* **Set problem**
Lines containing the word "是递减数列" are the ones to copy from the records below.

───── Dataset

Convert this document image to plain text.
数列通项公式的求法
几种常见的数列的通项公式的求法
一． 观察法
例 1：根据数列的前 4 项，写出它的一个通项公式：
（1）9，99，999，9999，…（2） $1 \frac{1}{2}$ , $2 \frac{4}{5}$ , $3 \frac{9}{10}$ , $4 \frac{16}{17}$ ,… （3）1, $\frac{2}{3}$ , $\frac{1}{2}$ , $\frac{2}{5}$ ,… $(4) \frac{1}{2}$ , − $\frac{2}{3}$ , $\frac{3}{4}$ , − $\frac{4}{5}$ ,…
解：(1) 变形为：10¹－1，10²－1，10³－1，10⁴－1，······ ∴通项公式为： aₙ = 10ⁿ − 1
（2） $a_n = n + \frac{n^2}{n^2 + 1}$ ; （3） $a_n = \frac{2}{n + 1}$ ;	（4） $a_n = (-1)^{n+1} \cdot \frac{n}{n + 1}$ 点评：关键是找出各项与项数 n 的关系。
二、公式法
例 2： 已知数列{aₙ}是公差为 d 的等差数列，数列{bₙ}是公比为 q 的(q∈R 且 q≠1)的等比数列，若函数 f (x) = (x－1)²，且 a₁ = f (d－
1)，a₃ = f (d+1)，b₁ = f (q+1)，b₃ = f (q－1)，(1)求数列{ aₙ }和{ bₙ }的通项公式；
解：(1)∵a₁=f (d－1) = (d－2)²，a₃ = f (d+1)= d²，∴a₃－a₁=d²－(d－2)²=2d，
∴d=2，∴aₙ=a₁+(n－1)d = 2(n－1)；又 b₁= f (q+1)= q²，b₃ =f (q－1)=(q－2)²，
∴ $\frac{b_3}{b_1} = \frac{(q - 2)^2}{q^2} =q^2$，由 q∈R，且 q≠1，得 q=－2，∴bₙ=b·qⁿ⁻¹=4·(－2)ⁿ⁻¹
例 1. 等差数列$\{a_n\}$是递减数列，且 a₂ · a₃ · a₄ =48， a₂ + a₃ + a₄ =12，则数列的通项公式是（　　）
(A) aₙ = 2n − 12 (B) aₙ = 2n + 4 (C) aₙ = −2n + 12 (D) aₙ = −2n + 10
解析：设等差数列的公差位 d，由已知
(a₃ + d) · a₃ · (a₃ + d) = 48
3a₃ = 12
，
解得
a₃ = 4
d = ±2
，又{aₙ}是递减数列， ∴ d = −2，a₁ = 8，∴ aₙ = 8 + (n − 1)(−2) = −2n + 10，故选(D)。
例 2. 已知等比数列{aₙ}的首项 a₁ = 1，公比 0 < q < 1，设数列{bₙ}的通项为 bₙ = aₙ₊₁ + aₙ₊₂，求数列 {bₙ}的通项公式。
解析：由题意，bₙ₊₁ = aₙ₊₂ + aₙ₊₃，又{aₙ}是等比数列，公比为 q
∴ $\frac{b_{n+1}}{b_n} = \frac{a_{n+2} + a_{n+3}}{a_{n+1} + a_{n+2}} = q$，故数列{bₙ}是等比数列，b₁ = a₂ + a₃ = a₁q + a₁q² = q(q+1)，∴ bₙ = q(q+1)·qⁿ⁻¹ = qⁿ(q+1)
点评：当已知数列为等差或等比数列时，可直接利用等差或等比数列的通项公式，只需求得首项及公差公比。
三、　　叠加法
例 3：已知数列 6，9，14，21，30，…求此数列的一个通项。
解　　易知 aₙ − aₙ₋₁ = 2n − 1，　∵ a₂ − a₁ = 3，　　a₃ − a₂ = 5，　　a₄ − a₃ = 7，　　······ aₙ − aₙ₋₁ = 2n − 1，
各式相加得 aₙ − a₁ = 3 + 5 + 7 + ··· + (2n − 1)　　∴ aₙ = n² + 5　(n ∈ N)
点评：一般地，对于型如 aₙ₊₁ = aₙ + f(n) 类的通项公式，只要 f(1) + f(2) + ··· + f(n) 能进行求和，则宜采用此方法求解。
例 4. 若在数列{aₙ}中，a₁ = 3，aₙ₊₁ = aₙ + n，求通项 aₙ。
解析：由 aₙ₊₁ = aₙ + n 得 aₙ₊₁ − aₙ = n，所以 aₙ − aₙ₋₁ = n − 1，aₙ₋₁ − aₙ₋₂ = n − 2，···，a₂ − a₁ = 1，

──────────
───── Dataset

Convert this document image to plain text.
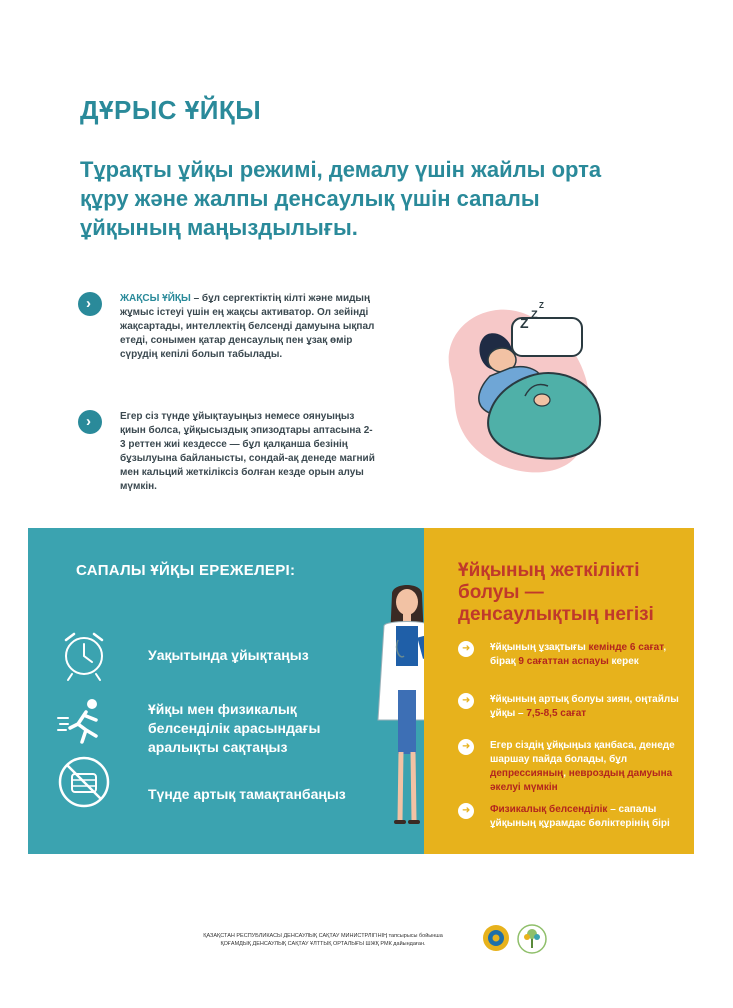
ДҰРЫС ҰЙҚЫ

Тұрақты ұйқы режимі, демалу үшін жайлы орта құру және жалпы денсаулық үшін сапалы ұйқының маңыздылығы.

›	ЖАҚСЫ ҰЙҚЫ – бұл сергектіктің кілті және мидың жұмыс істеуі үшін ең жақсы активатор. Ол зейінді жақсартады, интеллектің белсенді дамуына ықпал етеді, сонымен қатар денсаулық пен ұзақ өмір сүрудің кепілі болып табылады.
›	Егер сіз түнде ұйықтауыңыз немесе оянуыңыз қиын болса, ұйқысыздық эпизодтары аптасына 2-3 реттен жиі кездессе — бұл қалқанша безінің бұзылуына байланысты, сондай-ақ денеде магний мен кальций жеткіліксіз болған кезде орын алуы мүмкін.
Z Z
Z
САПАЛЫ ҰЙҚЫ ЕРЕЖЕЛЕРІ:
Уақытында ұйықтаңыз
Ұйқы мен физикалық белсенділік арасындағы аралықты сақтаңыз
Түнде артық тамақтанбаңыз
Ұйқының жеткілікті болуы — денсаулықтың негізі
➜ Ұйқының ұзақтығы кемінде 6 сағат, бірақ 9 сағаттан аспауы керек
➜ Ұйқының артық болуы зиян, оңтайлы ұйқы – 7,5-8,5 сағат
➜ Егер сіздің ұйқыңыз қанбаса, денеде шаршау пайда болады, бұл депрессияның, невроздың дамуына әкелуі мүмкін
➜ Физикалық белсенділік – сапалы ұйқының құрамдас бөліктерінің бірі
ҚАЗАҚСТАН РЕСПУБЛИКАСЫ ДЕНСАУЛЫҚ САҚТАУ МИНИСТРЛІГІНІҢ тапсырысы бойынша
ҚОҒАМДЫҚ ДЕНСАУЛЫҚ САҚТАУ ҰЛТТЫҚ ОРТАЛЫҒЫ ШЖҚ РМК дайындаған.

──────────
───── Dataset

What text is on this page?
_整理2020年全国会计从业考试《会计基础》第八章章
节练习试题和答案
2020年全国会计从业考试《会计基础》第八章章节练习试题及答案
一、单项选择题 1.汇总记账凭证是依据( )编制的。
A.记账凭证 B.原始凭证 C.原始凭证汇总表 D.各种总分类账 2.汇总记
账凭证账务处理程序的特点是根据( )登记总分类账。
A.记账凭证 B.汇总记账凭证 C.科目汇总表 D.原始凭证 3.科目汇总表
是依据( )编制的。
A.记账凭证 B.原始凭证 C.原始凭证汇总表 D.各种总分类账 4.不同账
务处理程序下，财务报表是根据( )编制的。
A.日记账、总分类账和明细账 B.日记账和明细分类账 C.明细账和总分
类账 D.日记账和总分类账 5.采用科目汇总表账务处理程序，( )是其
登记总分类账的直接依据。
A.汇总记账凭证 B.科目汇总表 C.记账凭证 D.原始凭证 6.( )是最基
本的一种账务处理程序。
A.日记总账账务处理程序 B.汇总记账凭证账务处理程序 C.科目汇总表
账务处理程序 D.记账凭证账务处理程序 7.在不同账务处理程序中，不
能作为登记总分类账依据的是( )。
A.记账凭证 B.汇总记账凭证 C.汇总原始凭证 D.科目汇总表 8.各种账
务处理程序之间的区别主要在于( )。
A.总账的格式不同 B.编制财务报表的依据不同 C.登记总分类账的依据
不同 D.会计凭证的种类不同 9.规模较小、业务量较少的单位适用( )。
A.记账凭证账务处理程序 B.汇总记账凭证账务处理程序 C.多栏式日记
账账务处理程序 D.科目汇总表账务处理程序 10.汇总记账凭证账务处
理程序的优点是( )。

──────────

* **The answer**
例 1. 等差数列$\{a_n\}$是递减数列，且 a₂ · a₃ · a₄ =48， a₂ + a₃ + a₄ =12，则数列的通项公式是（　　）
，又{aₙ}是递减数列， ∴ d = −2，a₁ = 8，∴ aₙ = 8 + (n − 1)(−2) = −2n + 10，故选(D)。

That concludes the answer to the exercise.